» **What is being asked**: Extract all of the entries and give them again, word for word.

╭─ Dataset excerpts

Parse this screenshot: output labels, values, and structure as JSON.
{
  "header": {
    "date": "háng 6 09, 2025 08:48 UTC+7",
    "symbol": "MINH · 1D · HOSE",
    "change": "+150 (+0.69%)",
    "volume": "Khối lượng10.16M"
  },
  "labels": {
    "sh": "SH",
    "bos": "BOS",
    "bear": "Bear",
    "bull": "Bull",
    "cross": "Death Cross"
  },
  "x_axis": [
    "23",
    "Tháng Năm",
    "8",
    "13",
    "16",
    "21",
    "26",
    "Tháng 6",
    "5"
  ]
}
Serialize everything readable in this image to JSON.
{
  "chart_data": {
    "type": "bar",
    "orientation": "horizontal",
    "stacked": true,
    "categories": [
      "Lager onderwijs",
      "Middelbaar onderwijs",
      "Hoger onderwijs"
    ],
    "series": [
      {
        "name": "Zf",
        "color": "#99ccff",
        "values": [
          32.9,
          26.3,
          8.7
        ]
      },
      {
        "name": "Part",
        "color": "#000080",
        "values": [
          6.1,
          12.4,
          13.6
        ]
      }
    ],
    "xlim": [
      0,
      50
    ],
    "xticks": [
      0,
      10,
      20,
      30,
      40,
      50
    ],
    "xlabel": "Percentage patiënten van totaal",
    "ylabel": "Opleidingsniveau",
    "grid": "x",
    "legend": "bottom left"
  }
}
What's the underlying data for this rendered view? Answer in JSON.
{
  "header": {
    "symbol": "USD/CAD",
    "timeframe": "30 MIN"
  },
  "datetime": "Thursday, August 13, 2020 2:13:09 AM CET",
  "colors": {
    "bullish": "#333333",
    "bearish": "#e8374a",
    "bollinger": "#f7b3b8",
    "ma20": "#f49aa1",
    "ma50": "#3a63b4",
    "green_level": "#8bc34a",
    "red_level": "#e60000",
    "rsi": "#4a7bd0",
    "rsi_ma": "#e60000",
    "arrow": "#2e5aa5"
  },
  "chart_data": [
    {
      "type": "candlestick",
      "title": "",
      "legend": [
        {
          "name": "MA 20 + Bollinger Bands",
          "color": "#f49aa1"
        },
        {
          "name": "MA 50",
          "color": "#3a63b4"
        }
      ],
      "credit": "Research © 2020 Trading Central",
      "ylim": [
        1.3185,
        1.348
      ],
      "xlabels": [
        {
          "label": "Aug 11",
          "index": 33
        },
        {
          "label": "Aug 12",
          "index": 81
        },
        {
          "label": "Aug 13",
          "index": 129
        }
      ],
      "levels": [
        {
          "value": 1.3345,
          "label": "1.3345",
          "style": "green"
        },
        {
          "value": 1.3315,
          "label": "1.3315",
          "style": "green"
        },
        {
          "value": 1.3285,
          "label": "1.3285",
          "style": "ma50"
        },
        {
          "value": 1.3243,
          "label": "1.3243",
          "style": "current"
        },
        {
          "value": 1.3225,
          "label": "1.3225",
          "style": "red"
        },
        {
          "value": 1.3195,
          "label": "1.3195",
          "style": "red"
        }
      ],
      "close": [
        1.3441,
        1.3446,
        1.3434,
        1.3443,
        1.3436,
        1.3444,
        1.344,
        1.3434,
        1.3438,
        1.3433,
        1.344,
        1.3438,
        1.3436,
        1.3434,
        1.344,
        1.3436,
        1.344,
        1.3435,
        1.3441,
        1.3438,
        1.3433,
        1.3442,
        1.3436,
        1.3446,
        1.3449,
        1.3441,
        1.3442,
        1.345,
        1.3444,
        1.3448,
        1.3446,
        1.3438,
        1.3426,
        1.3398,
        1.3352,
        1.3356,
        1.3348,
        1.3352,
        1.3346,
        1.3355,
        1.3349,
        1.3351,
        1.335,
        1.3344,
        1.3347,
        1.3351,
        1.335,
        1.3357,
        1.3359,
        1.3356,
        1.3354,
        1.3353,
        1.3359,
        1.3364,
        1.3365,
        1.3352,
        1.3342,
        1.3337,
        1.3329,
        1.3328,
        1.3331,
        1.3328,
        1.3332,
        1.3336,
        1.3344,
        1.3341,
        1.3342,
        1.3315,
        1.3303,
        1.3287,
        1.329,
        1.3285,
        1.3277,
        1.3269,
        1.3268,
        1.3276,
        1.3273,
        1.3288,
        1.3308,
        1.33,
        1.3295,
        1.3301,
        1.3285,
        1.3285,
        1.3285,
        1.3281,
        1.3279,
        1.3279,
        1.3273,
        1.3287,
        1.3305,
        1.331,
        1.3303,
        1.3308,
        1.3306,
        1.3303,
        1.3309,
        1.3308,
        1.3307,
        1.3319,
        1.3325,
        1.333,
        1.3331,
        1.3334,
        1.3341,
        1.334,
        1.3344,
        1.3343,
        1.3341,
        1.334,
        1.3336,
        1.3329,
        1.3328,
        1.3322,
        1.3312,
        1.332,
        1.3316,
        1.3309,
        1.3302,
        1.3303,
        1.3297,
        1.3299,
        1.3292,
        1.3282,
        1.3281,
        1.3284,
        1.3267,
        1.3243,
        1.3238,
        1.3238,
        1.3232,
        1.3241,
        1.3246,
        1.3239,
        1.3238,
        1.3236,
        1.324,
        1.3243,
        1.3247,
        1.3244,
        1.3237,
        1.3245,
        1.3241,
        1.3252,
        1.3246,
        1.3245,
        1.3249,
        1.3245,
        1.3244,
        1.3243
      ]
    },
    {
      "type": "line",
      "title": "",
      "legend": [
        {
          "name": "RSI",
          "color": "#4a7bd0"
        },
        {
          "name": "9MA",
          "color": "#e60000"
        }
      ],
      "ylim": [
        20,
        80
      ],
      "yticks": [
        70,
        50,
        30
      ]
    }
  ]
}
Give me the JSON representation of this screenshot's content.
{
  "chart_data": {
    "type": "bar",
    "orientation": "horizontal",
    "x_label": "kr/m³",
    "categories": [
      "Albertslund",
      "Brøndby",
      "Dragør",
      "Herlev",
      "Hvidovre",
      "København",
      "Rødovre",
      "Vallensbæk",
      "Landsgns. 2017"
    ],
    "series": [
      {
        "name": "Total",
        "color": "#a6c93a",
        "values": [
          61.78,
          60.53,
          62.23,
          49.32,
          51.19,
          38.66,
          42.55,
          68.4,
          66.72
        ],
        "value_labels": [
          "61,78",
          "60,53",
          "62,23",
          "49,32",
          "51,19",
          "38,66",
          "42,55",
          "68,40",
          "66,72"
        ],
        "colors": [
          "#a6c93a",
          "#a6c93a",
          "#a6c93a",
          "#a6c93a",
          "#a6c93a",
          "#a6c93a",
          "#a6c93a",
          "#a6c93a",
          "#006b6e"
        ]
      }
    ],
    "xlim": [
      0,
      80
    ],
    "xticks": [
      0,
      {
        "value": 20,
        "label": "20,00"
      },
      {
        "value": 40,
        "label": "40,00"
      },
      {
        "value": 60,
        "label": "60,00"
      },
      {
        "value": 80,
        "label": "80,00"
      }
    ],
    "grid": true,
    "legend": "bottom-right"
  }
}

╰─

» **The completed task**:
Parse this screenshot: output labels, values, and structure as JSON.
{
  "header": {
    "date": "háng 6 09, 2025 08:48 UTC+7",
    "symbol": "MINH · 1D · HOSE",
    "change": "+150 (+0.69%)",
    "volume": "Khối lượng10.16M"
  },
  "labels": {
    "sh": "SH",
    "bos": "BOS",
    "bear": "Bear",
    "bull": "Bull",
    "cross": "Death Cross"
  },
  "x_axis": [
    "23",
    "Tháng Năm",
    "8",
    "13",
    "16",
    "21",
    "26",
    "Tháng 6",
    "5"
  ]
}
Serialize everything readable in this image to JSON.
{
  "chart_data": {
    "type": "bar",
    "orientation": "horizontal",
    "stacked": true,
    "categories": [
      "Lager onderwijs",
      "Middelbaar onderwijs",
      "Hoger onderwijs"
    ],
    "series": [
      {
        "name": "Zf",
        "color": "#99ccff",
        "values": [
          32.9,
          26.3,
          8.7
        ]
      },
      {
        "name": "Part",
        "color": "#000080",
        "values": [
          6.1,
          12.4,
          13.6
        ]
      }
    ],
    "xlim": [
      0,
      50
    ],
    "xticks": [
      0,
      10,
      20,
      30,
      40,
      50
    ],
    "xlabel": "Percentage patiënten van totaal",
    "ylabel": "Opleidingsniveau",
    "grid": "x",
    "legend": "bottom left"
  }
}
What's the underlying data for this rendered view? Answer in JSON.
{
  "header": {
    "symbol": "USD/CAD",
    "timeframe": "30 MIN"
  },
  "datetime": "Thursday, August 13, 2020 2:13:09 AM CET",
  "colors": {
    "bullish": "#333333",
    "bearish": "#e8374a",
    "bollinger": "#f7b3b8",
    "ma20": "#f49aa1",
    "ma50": "#3a63b4",
    "green_level": "#8bc34a",
    "red_level": "#e60000",
    "rsi": "#4a7bd0",
    "rsi_ma": "#e60000",
    "arrow": "#2e5aa5"
  },
  "chart_data": [
    {
      "type": "candlestick",
      "title": "",
      "legend": [
        {
          "name": "MA 20 + Bollinger Bands",
          "color": "#f49aa1"
        },
        {
          "name": "MA 50",
          "color": "#3a63b4"
        }
      ],
      "credit": "Research © 2020 Trading Central",
      "ylim": [
        1.3185,
        1.348
      ],
      "xlabels": [
        {
          "label": "Aug 11",
          "index": 33
        },
        {
          "label": "Aug 12",
          "index": 81
        },
        {
          "label": "Aug 13",
          "index": 129
        }
      ],
      "levels": [
        {
          "value": 1.3345,
          "label": "1.3345",
          "style": "green"
        },
        {
          "value": 1.3315,
          "label": "1.3315",
          "style": "green"
        },
        {
          "value": 1.3285,
          "label": "1.3285",
          "style": "ma50"
        },
        {
          "value": 1.3243,
          "label": "1.3243",
          "style": "current"
        },
        {
          "value": 1.3225,
          "label": "1.3225",
          "style": "red"
        },
        {
          "value": 1.3195,
          "label": "1.3195",
          "style": "red"
        }
      ],
      "close": [
        1.3441,
        1.3446,
        1.3434,
        1.3443,
        1.3436,
        1.3444,
        1.344,
        1.3434,
        1.3438,
        1.3433,
        1.344,
        1.3438,
        1.3436,
        1.3434,
        1.344,
        1.3436,
        1.344,
        1.3435,
        1.3441,
        1.3438,
        1.3433,
        1.3442,
        1.3436,
        1.3446,
        1.3449,
        1.3441,
        1.3442,
        1.345,
        1.3444,
        1.3448,
        1.3446,
        1.3438,
        1.3426,
        1.3398,
        1.3352,
        1.3356,
        1.3348,
        1.3352,
        1.3346,
        1.3355,
        1.3349,
        1.3351,
        1.335,
        1.3344,
        1.3347,
        1.3351,
        1.335,
        1.3357,
        1.3359,
        1.3356,
        1.3354,
        1.3353,
        1.3359,
        1.3364,
        1.3365,
        1.3352,
        1.3342,
        1.3337,
        1.3329,
        1.3328,
        1.3331,
        1.3328,
        1.3332,
        1.3336,
        1.3344,
        1.3341,
        1.3342,
        1.3315,
        1.3303,
        1.3287,
        1.329,
        1.3285,
        1.3277,
        1.3269,
        1.3268,
        1.3276,
        1.3273,
        1.3288,
        1.3308,
        1.33,
        1.3295,
        1.3301,
        1.3285,
        1.3285,
        1.3285,
        1.3281,
        1.3279,
        1.3279,
        1.3273,
        1.3287,
        1.3305,
        1.331,
        1.3303,
        1.3308,
        1.3306,
        1.3303,
        1.3309,
        1.3308,
        1.3307,
        1.3319,
        1.3325,
        1.333,
        1.3331,
        1.3334,
        1.3341,
        1.334,
        1.3344,
        1.3343,
        1.3341,
        1.334,
        1.3336,
        1.3329,
        1.3328,
        1.3322,
        1.3312,
        1.332,
        1.3316,
        1.3309,
        1.3302,
        1.3303,
        1.3297,
        1.3299,
        1.3292,
        1.3282,
        1.3281,
        1.3284,
        1.3267,
        1.3243,
        1.3238,
        1.3238,
        1.3232,
        1.3241,
        1.3246,
        1.3239,
        1.3238,
        1.3236,
        1.324,
        1.3243,
        1.3247,
        1.3244,
        1.3237,
        1.3245,
        1.3241,
        1.3252,
        1.3246,
        1.3245,
        1.3249,
        1.3245,
        1.3244,
        1.3243
      ]
    },
    {
      "type": "line",
      "title": "",
      "legend": [
        {
          "name": "RSI",
          "color": "#4a7bd0"
        },
        {
          "name": "9MA",
          "color": "#e60000"
        }
      ],
      "ylim": [
        20,
        80
      ],
      "yticks": [
        70,
        50,
        30
      ]
    }
  ]
}
Give me the JSON representation of this screenshot's content.
{
  "chart_data": {
    "type": "bar",
    "orientation": "horizontal",
    "x_label": "kr/m³",
    "categories": [
      "Albertslund",
      "Brøndby",
      "Dragør",
      "Herlev",
      "Hvidovre",
      "København",
      "Rødovre",
      "Vallensbæk",
      "Landsgns. 2017"
    ],
    "series": [
      {
        "name": "Total",
        "color": "#a6c93a",
        "values": [
          61.78,
          60.53,
          62.23,
          49.32,
          51.19,
          38.66,
          42.55,
          68.4,
          66.72
        ],
        "value_labels": [
          "61,78",
          "60,53",
          "62,23",
          "49,32",
          "51,19",
          "38,66",
          "42,55",
          "68,40",
          "66,72"
        ],
        "colors": [
          "#a6c93a",
          "#a6c93a",
          "#a6c93a",
          "#a6c93a",
          "#a6c93a",
          "#a6c93a",
          "#a6c93a",
          "#a6c93a",
          "#006b6e"
        ]
      }
    ],
    "xlim": [
      0,
      80
    ],
    "xticks": [
      0,
      {
        "value": 20,
        "label": "20,00"
      },
      {
        "value": 40,
        "label": "40,00"
      },
      {
        "value": 60,
        "label": "60,00"
      },
      {
        "value": 80,
        "label": "80,00"
      }
    ],
    "grid": true,
    "legend": "bottom-right"
  }
}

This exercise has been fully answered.